▸ LISTED RECORDS:
= = = = = = =
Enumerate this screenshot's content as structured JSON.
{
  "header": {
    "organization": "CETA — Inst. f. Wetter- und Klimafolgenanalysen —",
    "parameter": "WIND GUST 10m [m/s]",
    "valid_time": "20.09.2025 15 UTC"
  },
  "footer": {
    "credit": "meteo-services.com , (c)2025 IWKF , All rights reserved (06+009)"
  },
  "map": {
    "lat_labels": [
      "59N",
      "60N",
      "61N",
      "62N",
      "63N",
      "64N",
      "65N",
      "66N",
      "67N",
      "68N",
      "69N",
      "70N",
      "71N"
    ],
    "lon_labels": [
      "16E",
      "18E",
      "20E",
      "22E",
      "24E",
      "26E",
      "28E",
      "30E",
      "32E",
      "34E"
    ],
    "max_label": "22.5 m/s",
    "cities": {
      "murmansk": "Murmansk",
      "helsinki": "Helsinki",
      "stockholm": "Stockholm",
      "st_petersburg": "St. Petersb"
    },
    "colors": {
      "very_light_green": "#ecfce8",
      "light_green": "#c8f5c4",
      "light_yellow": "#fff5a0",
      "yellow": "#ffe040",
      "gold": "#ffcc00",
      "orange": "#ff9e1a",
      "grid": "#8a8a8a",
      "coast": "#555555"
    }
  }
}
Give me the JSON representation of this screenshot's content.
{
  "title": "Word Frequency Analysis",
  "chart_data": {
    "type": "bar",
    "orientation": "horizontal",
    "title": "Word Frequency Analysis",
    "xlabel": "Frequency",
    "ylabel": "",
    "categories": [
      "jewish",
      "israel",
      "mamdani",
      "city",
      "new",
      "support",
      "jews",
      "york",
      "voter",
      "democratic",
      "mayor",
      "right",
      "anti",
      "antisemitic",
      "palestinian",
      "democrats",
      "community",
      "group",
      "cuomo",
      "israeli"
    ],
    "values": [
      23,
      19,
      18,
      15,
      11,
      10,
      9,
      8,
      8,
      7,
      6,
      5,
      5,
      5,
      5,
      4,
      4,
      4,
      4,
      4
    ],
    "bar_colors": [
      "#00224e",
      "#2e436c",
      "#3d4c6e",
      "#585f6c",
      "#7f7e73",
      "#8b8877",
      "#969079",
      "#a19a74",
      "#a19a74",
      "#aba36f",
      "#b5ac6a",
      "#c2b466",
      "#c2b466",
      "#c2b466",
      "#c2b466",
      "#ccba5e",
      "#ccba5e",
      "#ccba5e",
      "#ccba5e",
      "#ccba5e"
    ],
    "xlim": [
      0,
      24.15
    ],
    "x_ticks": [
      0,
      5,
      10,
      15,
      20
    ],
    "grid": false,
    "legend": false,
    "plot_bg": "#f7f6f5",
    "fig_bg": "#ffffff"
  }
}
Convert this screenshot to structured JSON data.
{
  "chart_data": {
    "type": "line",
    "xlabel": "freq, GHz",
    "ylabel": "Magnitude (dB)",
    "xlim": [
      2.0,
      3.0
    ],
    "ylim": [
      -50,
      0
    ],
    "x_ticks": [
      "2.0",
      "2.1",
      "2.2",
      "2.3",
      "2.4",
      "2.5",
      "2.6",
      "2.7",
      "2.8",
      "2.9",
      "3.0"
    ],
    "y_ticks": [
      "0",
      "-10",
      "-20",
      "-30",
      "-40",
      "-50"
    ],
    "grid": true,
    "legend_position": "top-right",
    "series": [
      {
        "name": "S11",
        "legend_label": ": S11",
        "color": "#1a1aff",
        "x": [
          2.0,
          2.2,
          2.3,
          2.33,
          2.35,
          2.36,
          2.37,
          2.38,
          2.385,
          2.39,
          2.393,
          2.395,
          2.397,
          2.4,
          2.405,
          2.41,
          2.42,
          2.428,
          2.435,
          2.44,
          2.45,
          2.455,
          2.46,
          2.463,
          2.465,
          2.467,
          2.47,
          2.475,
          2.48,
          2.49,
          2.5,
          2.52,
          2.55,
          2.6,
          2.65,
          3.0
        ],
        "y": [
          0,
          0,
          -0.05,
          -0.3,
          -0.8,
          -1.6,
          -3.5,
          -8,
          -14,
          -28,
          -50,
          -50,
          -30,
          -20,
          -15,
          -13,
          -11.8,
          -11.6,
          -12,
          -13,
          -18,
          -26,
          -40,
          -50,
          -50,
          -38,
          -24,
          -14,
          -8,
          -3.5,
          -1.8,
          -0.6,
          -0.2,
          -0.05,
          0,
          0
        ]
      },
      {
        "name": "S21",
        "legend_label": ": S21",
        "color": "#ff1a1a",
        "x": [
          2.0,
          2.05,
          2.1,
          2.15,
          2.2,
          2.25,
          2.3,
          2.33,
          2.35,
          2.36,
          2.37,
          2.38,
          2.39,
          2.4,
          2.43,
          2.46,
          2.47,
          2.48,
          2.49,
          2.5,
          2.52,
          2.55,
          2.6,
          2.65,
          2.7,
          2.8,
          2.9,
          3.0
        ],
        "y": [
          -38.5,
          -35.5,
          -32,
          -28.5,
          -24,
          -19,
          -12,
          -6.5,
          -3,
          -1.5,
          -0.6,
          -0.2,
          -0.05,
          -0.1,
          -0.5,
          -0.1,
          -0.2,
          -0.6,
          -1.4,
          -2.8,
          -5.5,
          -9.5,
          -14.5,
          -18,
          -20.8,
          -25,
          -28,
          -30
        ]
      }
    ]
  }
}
= = = = = = =
▸ WHAT TO DO:
Extract every line of the records above that contains the word "screenshot".

▸ RESPONSE TO THIS EXERCISE:
Enumerate this screenshot's content as structured JSON.
Give me the JSON representation of this screenshot's content.
Convert this screenshot to structured JSON data.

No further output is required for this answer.